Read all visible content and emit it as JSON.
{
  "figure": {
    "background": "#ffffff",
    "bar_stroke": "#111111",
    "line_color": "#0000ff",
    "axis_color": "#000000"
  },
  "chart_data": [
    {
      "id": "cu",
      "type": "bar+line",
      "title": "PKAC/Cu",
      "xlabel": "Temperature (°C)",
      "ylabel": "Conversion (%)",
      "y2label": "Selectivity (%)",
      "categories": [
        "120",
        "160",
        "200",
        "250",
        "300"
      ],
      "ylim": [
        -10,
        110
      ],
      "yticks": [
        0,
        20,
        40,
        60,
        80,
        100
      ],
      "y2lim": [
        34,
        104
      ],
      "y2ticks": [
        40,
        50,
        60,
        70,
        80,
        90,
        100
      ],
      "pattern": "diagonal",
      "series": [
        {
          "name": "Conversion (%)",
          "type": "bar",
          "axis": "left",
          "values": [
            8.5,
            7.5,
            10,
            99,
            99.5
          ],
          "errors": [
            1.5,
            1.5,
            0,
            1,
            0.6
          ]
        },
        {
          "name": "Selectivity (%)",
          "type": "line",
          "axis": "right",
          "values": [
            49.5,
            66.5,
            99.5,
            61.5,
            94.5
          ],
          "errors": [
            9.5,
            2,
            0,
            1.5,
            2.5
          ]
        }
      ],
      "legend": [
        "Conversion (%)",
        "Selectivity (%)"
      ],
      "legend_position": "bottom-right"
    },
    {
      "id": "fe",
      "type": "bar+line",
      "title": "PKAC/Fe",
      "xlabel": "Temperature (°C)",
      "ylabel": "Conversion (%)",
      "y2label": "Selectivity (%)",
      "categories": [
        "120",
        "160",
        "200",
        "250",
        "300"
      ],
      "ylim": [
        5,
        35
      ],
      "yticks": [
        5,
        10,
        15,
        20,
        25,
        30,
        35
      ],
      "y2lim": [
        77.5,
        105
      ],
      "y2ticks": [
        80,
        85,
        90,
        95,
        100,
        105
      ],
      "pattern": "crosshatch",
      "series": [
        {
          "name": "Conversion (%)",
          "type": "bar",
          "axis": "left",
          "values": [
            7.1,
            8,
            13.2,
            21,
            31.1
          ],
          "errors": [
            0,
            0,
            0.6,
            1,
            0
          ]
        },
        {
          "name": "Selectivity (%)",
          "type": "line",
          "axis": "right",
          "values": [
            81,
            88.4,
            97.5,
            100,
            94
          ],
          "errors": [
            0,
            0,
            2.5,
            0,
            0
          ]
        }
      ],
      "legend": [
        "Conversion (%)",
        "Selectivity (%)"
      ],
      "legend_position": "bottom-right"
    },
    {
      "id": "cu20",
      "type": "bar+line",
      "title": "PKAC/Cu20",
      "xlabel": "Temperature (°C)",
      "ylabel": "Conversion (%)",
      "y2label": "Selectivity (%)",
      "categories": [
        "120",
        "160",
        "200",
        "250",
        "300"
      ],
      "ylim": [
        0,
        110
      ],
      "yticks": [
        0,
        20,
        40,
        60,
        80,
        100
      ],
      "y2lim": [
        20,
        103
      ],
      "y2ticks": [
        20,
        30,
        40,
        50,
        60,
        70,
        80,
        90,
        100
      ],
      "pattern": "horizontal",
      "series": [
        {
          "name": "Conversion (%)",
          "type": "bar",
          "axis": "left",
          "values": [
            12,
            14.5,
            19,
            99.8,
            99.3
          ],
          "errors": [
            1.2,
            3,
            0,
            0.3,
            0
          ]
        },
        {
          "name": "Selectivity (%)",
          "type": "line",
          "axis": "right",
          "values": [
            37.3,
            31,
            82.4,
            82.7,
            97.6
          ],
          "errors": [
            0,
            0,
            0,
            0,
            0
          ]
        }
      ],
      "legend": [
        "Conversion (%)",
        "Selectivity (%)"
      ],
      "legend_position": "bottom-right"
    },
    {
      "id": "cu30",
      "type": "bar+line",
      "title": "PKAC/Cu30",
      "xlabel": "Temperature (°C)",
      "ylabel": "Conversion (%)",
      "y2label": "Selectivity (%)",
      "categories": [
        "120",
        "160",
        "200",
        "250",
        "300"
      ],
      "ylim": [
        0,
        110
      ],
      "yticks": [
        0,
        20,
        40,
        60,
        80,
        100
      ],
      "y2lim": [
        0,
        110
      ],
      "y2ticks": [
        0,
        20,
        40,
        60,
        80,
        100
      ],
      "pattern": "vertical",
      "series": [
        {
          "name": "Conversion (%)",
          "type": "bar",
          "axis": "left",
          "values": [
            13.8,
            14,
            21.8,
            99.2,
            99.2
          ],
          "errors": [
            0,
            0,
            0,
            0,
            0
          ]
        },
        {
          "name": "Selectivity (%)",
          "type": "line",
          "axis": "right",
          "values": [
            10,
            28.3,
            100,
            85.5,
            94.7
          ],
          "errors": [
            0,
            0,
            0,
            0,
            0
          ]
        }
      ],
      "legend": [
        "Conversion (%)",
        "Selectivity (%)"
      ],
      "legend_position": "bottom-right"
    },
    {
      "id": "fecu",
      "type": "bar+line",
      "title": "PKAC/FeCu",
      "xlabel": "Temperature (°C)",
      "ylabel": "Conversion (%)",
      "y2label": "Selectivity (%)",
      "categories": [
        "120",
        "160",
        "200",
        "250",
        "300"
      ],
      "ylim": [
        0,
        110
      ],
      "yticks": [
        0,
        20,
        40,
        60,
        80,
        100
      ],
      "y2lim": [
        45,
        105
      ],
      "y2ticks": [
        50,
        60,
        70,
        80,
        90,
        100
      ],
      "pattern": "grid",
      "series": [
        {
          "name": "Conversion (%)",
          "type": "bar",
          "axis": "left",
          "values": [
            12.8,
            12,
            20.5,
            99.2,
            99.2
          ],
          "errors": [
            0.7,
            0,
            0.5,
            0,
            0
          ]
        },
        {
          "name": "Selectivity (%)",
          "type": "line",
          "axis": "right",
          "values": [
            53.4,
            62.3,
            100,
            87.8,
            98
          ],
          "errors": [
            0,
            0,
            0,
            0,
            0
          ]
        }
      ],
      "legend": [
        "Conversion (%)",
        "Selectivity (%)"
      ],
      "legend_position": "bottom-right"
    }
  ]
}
★ ★ ★ ★
**Directive**
All of the lines above must be returned exactly.

**Answer in full**
Read all visible content and emit it as JSON.
{
  "figure": {
    "background": "#ffffff",
    "bar_stroke": "#111111",
    "line_color": "#0000ff",
    "axis_color": "#000000"
  },
  "chart_data": [
    {
      "id": "cu",
      "type": "bar+line",
      "title": "PKAC/Cu",
      "xlabel": "Temperature (°C)",
      "ylabel": "Conversion (%)",
      "y2label": "Selectivity (%)",
      "categories": [
        "120",
        "160",
        "200",
        "250",
        "300"
      ],
      "ylim": [
        -10,
        110
      ],
      "yticks": [
        0,
        20,
        40,
        60,
        80,
        100
      ],
      "y2lim": [
        34,
        104
      ],
      "y2ticks": [
        40,
        50,
        60,
        70,
        80,
        90,
        100
      ],
      "pattern": "diagonal",
      "series": [
        {
          "name": "Conversion (%)",
          "type": "bar",
          "axis": "left",
          "values": [
            8.5,
            7.5,
            10,
            99,
            99.5
          ],
          "errors": [
            1.5,
            1.5,
            0,
            1,
            0.6
          ]
        },
        {
          "name": "Selectivity (%)",
          "type": "line",
          "axis": "right",
          "values": [
            49.5,
            66.5,
            99.5,
            61.5,
            94.5
          ],
          "errors": [
            9.5,
            2,
            0,
            1.5,
            2.5
          ]
        }
      ],
      "legend": [
        "Conversion (%)",
        "Selectivity (%)"
      ],
      "legend_position": "bottom-right"
    },
    {
      "id": "fe",
      "type": "bar+line",
      "title": "PKAC/Fe",
      "xlabel": "Temperature (°C)",
      "ylabel": "Conversion (%)",
      "y2label": "Selectivity (%)",
      "categories": [
        "120",
        "160",
        "200",
        "250",
        "300"
      ],
      "ylim": [
        5,
        35
      ],
      "yticks": [
        5,
        10,
        15,
        20,
        25,
        30,
        35
      ],
      "y2lim": [
        77.5,
        105
      ],
      "y2ticks": [
        80,
        85,
        90,
        95,
        100,
        105
      ],
      "pattern": "crosshatch",
      "series": [
        {
          "name": "Conversion (%)",
          "type": "bar",
          "axis": "left",
          "values": [
            7.1,
            8,
            13.2,
            21,
            31.1
          ],
          "errors": [
            0,
            0,
            0.6,
            1,
            0
          ]
        },
        {
          "name": "Selectivity (%)",
          "type": "line",
          "axis": "right",
          "values": [
            81,
            88.4,
            97.5,
            100,
            94
          ],
          "errors": [
            0,
            0,
            2.5,
            0,
            0
          ]
        }
      ],
      "legend": [
        "Conversion (%)",
        "Selectivity (%)"
      ],
      "legend_position": "bottom-right"
    },
    {
      "id": "cu20",
      "type": "bar+line",
      "title": "PKAC/Cu20",
      "xlabel": "Temperature (°C)",
      "ylabel": "Conversion (%)",
      "y2label": "Selectivity (%)",
      "categories": [
        "120",
        "160",
        "200",
        "250",
        "300"
      ],
      "ylim": [
        0,
        110
      ],
      "yticks": [
        0,
        20,
        40,
        60,
        80,
        100
      ],
      "y2lim": [
        20,
        103
      ],
      "y2ticks": [
        20,
        30,
        40,
        50,
        60,
        70,
        80,
        90,
        100
      ],
      "pattern": "horizontal",
      "series": [
        {
          "name": "Conversion (%)",
          "type": "bar",
          "axis": "left",
          "values": [
            12,
            14.5,
            19,
            99.8,
            99.3
          ],
          "errors": [
            1.2,
            3,
            0,
            0.3,
            0
          ]
        },
        {
          "name": "Selectivity (%)",
          "type": "line",
          "axis": "right",
          "values": [
            37.3,
            31,
            82.4,
            82.7,
            97.6
          ],
          "errors": [
            0,
            0,
            0,
            0,
            0
          ]
        }
      ],
      "legend": [
        "Conversion (%)",
        "Selectivity (%)"
      ],
      "legend_position": "bottom-right"
    },
    {
      "id": "cu30",
      "type": "bar+line",
      "title": "PKAC/Cu30",
      "xlabel": "Temperature (°C)",
      "ylabel": "Conversion (%)",
      "y2label": "Selectivity (%)",
      "categories": [
        "120",
        "160",
        "200",
        "250",
        "300"
      ],
      "ylim": [
        0,
        110
      ],
      "yticks": [
        0,
        20,
        40,
        60,
        80,
        100
      ],
      "y2lim": [
        0,
        110
      ],
      "y2ticks": [
        0,
        20,
        40,
        60,
        80,
        100
      ],
      "pattern": "vertical",
      "series": [
        {
          "name": "Conversion (%)",
          "type": "bar",
          "axis": "left",
          "values": [
            13.8,
            14,
            21.8,
            99.2,
            99.2
          ],
          "errors": [
            0,
            0,
            0,
            0,
            0
          ]
        },
        {
          "name": "Selectivity (%)",
          "type": "line",
          "axis": "right",
          "values": [
            10,
            28.3,
            100,
            85.5,
            94.7
          ],
          "errors": [
            0,
            0,
            0,
            0,
            0
          ]
        }
      ],
      "legend": [
        "Conversion (%)",
        "Selectivity (%)"
      ],
      "legend_position": "bottom-right"
    },
    {
      "id": "fecu",
      "type": "bar+line",
      "title": "PKAC/FeCu",
      "xlabel": "Temperature (°C)",
      "ylabel": "Conversion (%)",
      "y2label": "Selectivity (%)",
      "categories": [
        "120",
        "160",
        "200",
        "250",
        "300"
      ],
      "ylim": [
        0,
        110
      ],
      "yticks": [
        0,
        20,
        40,
        60,
        80,
        100
      ],
      "y2lim": [
        45,
        105
      ],
      "y2ticks": [
        50,
        60,
        70,
        80,
        90,
        100
      ],
      "pattern": "grid",
      "series": [
        {
          "name": "Conversion (%)",
          "type": "bar",
          "axis": "left",
          "values": [
            12.8,
            12,
            20.5,
            99.2,
            99.2
          ],
          "errors": [
            0.7,
            0,
            0.5,
            0,
            0
          ]
        },
        {
          "name": "Selectivity (%)",
          "type": "line",
          "axis": "right",
          "values": [
            53.4,
            62.3,
            100,
            87.8,
            98
          ],
          "errors": [
            0,
            0,
            0,
            0,
            0
          ]
        }
      ],
      "legend": [
        "Conversion (%)",
        "Selectivity (%)"
      ],
      "legend_position": "bottom-right"
    }
  ]
}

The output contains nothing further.